- [Work required]:
Copy out the lines of the listing below, from the start of the listing through the line holding "tabs-button[interactable]: 制表位(T)...: [10, 405, 92, 425]", both included.

━━━━━━━━━━

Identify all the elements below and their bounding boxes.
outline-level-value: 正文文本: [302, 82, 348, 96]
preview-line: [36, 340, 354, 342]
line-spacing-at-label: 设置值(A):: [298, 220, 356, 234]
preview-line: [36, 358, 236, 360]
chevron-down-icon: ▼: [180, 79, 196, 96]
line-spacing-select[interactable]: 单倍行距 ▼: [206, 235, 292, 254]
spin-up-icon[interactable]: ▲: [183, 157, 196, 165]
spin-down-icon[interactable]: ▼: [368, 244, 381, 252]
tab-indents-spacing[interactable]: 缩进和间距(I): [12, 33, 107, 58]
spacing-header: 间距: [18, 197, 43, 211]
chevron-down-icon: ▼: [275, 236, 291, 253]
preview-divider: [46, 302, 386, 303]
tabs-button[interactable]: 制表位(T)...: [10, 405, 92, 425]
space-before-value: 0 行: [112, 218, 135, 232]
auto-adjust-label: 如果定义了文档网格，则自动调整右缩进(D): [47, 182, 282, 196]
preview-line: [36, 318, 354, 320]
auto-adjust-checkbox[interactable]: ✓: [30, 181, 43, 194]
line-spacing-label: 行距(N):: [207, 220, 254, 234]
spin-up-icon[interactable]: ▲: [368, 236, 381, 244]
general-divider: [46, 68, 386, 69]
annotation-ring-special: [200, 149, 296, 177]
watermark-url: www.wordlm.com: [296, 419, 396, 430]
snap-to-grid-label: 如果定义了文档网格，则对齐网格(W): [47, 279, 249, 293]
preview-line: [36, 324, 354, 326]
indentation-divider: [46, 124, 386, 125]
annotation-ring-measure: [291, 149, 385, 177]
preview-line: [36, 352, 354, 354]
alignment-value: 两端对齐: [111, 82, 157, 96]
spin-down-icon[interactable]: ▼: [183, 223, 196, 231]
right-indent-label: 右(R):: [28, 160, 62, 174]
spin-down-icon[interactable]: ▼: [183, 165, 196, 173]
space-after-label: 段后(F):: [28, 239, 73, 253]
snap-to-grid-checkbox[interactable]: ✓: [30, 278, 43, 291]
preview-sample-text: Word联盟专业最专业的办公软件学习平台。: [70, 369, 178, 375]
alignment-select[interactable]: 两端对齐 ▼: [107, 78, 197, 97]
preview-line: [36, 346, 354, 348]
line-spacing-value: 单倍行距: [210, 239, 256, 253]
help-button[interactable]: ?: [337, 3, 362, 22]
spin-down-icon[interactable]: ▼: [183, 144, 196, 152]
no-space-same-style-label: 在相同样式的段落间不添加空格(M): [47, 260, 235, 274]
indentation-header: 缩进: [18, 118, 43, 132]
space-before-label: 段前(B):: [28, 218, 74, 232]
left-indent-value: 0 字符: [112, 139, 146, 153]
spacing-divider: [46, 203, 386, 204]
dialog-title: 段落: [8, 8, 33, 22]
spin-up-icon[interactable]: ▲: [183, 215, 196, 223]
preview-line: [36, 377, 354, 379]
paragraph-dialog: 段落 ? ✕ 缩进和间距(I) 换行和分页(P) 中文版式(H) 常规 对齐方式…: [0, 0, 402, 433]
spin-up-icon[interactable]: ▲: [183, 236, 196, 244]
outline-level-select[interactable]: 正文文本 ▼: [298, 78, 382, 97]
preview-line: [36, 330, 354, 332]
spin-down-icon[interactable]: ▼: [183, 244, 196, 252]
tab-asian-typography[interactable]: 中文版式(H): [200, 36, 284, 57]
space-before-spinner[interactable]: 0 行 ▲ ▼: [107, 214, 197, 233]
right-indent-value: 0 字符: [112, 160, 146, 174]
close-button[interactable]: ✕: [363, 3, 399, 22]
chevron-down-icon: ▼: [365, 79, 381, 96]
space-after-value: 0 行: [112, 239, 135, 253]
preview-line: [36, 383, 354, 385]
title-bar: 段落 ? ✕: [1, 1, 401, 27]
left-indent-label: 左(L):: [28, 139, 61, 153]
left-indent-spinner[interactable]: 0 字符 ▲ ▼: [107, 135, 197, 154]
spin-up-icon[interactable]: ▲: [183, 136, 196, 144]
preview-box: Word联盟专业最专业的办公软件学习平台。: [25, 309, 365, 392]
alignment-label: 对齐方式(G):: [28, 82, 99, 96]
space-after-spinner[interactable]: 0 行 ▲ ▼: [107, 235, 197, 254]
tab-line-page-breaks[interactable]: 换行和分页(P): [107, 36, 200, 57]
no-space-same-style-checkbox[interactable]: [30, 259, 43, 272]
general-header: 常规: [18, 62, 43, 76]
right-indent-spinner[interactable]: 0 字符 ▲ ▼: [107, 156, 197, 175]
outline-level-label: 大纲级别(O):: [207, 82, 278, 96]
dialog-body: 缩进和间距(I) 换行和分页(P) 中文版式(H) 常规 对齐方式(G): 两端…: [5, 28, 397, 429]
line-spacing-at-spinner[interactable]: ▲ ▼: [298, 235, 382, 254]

━━━━━━━━━━

- [Solved exercise]:
Identify all the elements below and their bounding boxes.
outline-level-value: 正文文本: [302, 82, 348, 96]
preview-line: [36, 340, 354, 342]
line-spacing-at-label: 设置值(A):: [298, 220, 356, 234]
preview-line: [36, 358, 236, 360]
chevron-down-icon: ▼: [180, 79, 196, 96]
line-spacing-select[interactable]: 单倍行距 ▼: [206, 235, 292, 254]
spin-up-icon[interactable]: ▲: [183, 157, 196, 165]
spin-down-icon[interactable]: ▼: [368, 244, 381, 252]
tab-indents-spacing[interactable]: 缩进和间距(I): [12, 33, 107, 58]
spacing-header: 间距: [18, 197, 43, 211]
chevron-down-icon: ▼: [275, 236, 291, 253]
preview-divider: [46, 302, 386, 303]
tabs-button[interactable]: 制表位(T)...: [10, 405, 92, 425]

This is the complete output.